TEXT SHOWN:
*** Begin section ***

Socialist Venezuela Facing Food Shortages 'Despite' Central Planning, Food Rights

Self-induced catastrophe



Mass hunger in Venezuela has led to riots, with police arresting a number of people for looting, vandalism, and allegedly organizing the protests. And earlier today, a gunman stormed the Central Bank headquarters in Caracas, reportedly looking for board members and injuring two security officers before being shot and killed.

Venezuela has faced countless shortages created by its centrally-planned economy, and plummeting oil prices have left the government unable to paper over its structural economic problems with more spending. "Between the brutal collapse in goods imports to pay Venezuela's bond debt and the endless hurdles to private sector food production," Caracas Chronicles' Frank Muci explained, "there just aren't enough of the right calories to go around."

Under Hugo Chavez, Venezuela became an example for Western leftists of a "progressive alternative to neo-liberalism is both possible and popular." Rather than pointing to actually-existing socialist states like Venezuela, the democratic socialist in the 2016 presidential race, Vermont Independent-turned-Democrat Sen. Bernie Sanders, preferred to point to countries like Sweden, which haven't been socialist standard-bearers in a long time. Were Sanders serious about making the U.S. more like Sweden he'd have to, for example, embrace free trade and trade liberalization. Had Venezuela's government moved away from socialism after Chavez the way Sweden did after the 1970s, it may have spared the country much of the self-imposed economic hardship it faces now.

Asked about food shortages in Sandanista-controlled Nicaragua, of which he was a fan in the 1980s, Sanders argued at the time that bread lines were a "good thing" because it meant people didn't starve. For leftists who believe words are magical and that the right combination of the right words as law can on their own counteract economic and other realities, the mass hunger in Venezuela might be puzzling. After all, in Venezuela food is a right. The slow-motion catastrophe that has been Venezuela under chavismo illustrates the dangerous misconceptions embedded in the idea of socialism itself.

*** End section ***

ABOUT THIS TASK:
Copy down the part of the Venezuela food shortage text that opens with the words containing "Mass hunger in Venezuela has" and closes with "shot and killed.". The material that comes next has nothing to do with this.

PROVIDED MATERIAL:
*** Begin section ***

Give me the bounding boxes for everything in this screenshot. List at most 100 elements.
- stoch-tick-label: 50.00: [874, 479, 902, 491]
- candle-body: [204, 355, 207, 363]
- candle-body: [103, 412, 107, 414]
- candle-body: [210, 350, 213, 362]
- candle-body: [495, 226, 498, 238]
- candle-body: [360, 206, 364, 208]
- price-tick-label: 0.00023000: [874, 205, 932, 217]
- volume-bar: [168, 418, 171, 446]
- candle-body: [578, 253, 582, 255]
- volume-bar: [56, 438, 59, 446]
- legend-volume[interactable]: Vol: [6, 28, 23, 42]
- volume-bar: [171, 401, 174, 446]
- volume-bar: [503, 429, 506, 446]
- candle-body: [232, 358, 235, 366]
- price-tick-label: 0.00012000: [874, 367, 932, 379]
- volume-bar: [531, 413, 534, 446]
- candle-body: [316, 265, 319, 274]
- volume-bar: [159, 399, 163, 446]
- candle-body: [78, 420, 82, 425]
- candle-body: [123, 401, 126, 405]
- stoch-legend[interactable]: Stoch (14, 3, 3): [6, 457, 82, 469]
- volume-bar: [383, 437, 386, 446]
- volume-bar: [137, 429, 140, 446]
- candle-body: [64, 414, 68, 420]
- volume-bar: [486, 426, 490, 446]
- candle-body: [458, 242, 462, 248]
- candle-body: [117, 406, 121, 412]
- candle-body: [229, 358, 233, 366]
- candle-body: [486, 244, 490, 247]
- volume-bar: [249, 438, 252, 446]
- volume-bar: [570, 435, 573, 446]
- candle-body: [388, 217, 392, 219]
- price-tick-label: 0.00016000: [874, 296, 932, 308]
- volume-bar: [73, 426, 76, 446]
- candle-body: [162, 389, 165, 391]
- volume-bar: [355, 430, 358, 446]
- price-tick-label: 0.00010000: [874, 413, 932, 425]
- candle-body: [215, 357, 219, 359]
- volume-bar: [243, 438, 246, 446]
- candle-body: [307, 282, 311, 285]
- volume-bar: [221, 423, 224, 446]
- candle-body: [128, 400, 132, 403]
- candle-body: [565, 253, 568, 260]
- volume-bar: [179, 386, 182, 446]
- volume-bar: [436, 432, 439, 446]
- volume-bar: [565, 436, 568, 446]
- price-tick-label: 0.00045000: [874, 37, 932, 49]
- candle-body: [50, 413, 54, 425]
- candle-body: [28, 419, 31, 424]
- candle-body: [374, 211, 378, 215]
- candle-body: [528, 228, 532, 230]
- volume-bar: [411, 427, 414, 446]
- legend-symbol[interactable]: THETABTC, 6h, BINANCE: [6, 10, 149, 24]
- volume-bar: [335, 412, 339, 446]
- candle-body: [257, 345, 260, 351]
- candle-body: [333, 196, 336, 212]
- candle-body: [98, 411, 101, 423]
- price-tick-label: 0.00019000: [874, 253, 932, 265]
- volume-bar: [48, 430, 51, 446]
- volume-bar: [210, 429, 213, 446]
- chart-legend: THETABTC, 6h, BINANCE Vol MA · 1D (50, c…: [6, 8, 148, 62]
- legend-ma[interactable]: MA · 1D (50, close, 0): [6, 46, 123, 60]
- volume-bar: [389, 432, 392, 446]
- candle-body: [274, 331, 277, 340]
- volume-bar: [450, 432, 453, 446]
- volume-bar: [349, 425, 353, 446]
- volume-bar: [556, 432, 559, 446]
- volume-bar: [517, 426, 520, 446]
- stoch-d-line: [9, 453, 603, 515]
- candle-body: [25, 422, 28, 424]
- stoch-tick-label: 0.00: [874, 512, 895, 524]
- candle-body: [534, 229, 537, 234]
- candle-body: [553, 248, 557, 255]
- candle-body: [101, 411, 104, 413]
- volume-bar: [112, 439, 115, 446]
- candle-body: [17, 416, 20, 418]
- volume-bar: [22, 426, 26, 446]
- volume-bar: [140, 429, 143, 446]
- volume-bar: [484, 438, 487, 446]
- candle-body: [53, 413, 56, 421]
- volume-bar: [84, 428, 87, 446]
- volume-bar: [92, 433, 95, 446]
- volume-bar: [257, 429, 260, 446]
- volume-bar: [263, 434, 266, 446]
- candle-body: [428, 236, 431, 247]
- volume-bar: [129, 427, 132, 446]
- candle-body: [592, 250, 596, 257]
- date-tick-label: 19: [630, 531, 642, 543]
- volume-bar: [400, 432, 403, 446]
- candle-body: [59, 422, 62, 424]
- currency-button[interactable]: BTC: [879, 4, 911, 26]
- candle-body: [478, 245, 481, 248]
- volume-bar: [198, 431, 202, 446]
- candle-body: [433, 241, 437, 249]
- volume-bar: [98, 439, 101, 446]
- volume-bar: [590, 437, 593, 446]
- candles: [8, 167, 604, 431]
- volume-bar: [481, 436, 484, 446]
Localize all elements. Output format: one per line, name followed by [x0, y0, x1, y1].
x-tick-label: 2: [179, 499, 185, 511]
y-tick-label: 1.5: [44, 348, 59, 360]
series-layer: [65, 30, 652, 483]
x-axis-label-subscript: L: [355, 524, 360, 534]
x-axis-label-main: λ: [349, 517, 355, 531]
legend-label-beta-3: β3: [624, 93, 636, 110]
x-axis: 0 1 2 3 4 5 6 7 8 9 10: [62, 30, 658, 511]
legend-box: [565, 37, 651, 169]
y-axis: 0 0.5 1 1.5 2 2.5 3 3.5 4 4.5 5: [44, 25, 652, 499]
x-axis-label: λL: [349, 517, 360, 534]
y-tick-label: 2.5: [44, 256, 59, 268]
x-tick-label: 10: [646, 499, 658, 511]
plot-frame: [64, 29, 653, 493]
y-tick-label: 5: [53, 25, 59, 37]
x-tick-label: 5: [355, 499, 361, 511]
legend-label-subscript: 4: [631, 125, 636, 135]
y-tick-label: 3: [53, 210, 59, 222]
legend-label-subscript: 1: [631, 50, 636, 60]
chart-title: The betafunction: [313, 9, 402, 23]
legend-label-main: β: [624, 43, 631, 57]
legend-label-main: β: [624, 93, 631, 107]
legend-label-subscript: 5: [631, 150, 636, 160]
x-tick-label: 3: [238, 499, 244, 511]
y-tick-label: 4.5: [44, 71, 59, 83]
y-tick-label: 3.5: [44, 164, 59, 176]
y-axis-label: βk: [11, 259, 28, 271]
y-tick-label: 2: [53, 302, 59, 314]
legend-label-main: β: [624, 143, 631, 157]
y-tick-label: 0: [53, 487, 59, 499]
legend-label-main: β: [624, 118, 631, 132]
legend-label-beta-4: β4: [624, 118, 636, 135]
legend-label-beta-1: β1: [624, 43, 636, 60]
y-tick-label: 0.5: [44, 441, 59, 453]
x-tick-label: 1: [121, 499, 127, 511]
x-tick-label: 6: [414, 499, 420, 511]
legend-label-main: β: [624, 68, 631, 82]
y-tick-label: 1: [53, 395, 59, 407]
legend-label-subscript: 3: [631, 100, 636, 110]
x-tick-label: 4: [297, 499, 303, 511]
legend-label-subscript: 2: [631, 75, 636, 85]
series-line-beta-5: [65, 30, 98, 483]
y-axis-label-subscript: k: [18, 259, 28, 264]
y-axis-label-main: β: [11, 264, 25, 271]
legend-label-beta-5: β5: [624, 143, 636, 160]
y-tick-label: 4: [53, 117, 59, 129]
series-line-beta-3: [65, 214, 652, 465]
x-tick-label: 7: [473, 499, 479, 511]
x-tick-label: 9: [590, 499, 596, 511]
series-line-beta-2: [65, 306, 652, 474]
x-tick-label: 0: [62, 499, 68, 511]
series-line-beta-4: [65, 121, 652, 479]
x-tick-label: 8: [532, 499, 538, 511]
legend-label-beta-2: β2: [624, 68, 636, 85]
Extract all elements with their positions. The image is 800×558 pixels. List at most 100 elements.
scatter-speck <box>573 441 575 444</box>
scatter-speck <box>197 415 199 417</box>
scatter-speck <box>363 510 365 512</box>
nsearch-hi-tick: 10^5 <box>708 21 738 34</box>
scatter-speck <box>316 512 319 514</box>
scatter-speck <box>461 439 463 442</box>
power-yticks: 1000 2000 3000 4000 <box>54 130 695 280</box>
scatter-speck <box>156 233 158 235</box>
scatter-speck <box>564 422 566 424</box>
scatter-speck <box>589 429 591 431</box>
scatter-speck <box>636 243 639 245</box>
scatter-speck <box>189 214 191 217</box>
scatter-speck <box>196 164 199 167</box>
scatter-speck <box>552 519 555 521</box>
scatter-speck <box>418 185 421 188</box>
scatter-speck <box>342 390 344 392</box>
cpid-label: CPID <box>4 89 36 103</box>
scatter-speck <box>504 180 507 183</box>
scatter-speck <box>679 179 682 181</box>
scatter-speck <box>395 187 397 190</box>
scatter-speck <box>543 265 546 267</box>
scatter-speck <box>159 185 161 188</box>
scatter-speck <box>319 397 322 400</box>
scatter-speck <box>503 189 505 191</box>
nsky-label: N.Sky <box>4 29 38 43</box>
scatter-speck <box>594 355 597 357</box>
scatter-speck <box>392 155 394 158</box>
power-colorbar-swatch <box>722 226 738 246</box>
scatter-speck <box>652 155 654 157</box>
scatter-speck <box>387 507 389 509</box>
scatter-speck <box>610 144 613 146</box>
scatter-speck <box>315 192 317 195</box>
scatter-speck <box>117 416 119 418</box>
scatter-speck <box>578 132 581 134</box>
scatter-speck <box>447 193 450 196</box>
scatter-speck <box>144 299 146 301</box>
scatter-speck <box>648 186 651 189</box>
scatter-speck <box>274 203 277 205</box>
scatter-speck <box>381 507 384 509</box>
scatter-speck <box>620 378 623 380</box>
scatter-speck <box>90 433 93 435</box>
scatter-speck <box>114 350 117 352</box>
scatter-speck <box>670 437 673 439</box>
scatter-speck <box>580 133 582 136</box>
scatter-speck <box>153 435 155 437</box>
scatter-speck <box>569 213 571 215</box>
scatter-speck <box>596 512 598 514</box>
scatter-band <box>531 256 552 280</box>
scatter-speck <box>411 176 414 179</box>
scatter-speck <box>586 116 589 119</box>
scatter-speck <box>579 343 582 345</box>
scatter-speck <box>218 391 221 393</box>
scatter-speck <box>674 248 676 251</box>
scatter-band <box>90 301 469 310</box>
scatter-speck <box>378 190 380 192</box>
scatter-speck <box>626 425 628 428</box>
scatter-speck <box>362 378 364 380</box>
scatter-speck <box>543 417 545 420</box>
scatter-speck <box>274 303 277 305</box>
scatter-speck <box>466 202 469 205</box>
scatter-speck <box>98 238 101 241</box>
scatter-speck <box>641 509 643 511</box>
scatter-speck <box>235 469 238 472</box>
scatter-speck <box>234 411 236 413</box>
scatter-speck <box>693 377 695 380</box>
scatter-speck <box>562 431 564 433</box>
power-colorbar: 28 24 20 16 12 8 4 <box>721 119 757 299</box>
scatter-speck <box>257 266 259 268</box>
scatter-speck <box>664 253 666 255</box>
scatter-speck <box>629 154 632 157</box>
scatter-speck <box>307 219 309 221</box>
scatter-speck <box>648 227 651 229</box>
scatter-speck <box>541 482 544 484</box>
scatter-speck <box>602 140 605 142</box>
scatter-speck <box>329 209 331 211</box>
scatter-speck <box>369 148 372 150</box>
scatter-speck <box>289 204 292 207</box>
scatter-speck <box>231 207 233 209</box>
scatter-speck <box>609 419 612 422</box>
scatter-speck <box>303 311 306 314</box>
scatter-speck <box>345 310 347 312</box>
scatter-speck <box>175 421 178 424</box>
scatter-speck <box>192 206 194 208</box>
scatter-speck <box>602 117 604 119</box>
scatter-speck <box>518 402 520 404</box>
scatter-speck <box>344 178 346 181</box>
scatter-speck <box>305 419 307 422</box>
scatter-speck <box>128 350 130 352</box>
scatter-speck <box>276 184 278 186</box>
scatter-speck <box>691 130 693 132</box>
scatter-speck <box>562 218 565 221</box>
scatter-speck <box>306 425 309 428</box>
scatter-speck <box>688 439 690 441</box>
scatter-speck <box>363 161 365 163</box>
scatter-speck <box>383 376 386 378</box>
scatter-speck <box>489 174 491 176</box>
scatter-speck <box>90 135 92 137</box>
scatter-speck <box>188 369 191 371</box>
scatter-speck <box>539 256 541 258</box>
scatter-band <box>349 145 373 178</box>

*** End section ***

EXERCISE ANSWER:
Mass hunger in Venezuela has led to riots, with police arresting a number of people for looting, vandalism, and allegedly organizing the protests. And earlier today, a gunman stormed the Central Bank headquarters in Caracas, reportedly looking for board members and injuring two security officers before being shot and killed.